== DESCRIPTION OF THE TASK ==
Gather each line containing the string "with" from these entries.

== DATA FOR THIS EXERCISE ==

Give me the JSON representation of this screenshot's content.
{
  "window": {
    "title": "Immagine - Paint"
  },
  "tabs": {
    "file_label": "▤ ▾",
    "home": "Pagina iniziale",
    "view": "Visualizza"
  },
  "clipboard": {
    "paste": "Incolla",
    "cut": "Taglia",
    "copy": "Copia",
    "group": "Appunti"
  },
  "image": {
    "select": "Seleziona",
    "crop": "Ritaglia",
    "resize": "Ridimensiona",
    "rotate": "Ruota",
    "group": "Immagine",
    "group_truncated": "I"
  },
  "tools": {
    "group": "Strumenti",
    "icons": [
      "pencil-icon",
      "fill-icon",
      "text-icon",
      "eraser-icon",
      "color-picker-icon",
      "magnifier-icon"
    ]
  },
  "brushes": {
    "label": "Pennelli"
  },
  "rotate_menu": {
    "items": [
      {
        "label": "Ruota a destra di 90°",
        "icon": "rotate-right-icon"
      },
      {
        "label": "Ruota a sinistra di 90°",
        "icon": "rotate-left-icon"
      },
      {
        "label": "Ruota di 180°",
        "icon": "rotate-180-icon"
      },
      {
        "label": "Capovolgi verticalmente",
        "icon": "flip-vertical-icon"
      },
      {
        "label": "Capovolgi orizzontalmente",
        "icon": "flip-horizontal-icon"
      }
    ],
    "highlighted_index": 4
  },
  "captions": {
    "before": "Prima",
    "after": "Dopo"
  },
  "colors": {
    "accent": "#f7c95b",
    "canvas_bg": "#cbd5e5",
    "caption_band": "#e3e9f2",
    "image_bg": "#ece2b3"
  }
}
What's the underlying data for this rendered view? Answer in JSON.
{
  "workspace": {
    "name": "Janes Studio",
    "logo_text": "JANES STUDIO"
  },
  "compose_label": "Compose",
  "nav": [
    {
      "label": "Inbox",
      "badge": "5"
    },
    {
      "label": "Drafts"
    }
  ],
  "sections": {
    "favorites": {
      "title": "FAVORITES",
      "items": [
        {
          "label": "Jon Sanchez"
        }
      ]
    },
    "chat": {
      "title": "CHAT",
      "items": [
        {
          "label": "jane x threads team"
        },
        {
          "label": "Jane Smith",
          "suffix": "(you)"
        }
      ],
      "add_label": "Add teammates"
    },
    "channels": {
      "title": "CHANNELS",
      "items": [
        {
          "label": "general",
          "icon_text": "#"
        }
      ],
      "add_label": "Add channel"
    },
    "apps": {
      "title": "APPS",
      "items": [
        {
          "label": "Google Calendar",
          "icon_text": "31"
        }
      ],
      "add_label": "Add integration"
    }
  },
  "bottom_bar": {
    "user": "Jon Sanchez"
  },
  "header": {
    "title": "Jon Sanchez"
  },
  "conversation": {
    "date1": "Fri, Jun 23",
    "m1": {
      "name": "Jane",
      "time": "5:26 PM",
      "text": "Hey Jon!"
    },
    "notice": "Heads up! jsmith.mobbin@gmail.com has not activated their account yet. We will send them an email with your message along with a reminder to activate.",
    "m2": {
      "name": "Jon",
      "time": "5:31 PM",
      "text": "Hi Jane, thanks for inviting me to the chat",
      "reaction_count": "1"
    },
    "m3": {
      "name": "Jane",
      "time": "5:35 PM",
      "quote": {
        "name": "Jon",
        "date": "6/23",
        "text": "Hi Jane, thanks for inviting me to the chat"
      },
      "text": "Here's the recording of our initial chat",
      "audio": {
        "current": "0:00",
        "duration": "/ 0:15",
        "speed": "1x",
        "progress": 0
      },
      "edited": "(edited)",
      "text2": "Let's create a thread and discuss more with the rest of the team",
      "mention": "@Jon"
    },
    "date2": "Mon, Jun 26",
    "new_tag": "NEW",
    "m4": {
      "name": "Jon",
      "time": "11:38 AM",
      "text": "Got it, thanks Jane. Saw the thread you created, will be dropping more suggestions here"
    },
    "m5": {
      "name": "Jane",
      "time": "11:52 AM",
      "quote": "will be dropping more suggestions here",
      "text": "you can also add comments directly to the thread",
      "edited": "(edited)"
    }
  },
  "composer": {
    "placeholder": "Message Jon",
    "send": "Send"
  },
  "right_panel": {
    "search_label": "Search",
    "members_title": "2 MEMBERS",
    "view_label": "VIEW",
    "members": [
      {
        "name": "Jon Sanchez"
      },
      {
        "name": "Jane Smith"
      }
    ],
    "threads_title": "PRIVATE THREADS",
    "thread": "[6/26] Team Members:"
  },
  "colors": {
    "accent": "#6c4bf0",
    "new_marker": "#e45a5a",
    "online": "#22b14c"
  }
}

== PROBLEM SOLUTION ==
    "notice": "Heads up! jsmith.mobbin@gmail.com has not activated their account yet. We will send them an email with your message along with a reminder to activate.",
      "text2": "Let's create a thread and discuss more with the rest of the team",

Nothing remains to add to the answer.